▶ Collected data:
-- begin --

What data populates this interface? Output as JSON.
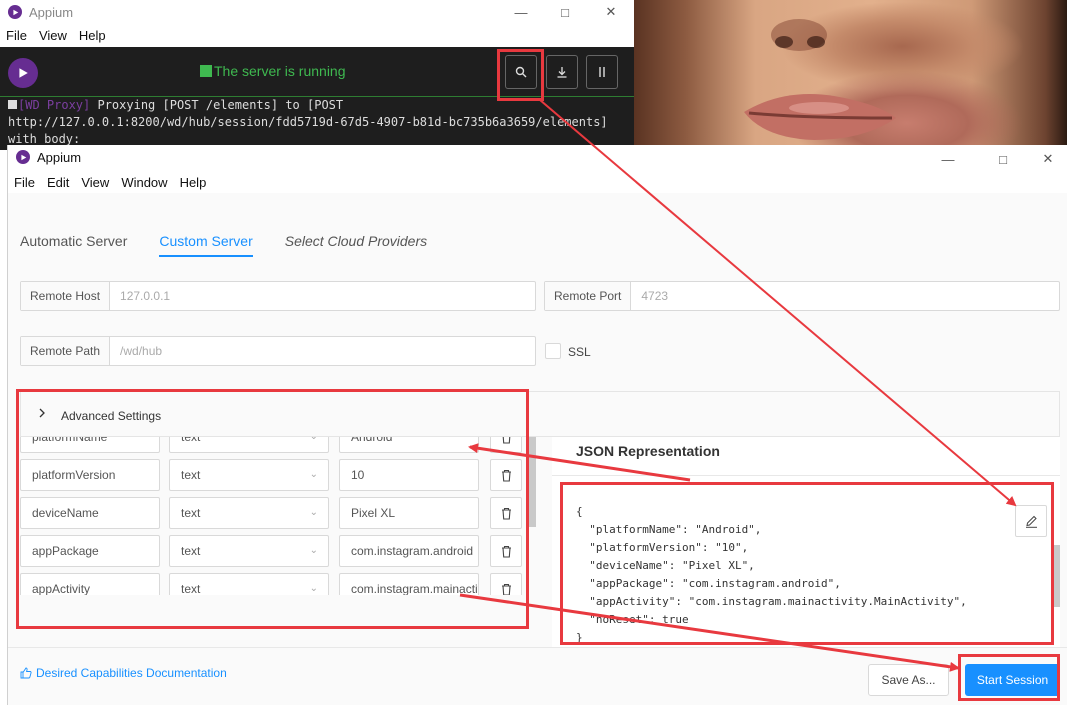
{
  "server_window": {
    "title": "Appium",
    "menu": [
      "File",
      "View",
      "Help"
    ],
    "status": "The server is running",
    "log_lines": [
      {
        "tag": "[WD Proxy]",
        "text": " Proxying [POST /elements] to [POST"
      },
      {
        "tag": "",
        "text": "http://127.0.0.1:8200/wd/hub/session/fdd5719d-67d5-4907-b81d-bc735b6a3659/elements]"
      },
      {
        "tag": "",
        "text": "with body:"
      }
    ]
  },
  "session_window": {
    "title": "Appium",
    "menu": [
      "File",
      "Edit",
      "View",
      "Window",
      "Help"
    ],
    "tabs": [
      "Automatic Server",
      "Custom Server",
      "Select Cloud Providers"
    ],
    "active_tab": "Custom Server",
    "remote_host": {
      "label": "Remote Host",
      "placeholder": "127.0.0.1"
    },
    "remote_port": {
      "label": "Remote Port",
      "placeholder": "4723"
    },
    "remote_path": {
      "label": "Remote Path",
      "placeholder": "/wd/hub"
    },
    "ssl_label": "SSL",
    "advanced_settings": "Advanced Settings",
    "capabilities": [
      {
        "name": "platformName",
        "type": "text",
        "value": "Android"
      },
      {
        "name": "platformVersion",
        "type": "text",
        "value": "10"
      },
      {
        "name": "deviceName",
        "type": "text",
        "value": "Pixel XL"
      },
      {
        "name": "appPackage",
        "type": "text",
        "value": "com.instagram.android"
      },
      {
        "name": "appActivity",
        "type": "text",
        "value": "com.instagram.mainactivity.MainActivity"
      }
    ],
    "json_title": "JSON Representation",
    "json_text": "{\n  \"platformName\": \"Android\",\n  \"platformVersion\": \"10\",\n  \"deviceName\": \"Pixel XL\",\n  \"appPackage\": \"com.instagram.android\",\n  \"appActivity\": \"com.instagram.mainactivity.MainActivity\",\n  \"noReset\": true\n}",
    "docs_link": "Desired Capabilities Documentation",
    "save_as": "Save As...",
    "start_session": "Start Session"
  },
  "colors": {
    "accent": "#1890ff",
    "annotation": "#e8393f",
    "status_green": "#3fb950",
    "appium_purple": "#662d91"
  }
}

-- end --

▶ Problem to solve: From the listing, copy every line where the string "appPackage" appears.

▶ Answer to this problem:
        "name": "appPackage",
    "json_text": "{\n  \"platformName\": \"Android\",\n  \"platformVersion\": \"10\",\n  \"deviceName\": \"Pixel XL\",\n  \"appPackage\": \"com.instagram.android\",\n  \"appActivity\": \"com.instagram.mainactivity.MainActivity\",\n  \"noReset\": true\n}",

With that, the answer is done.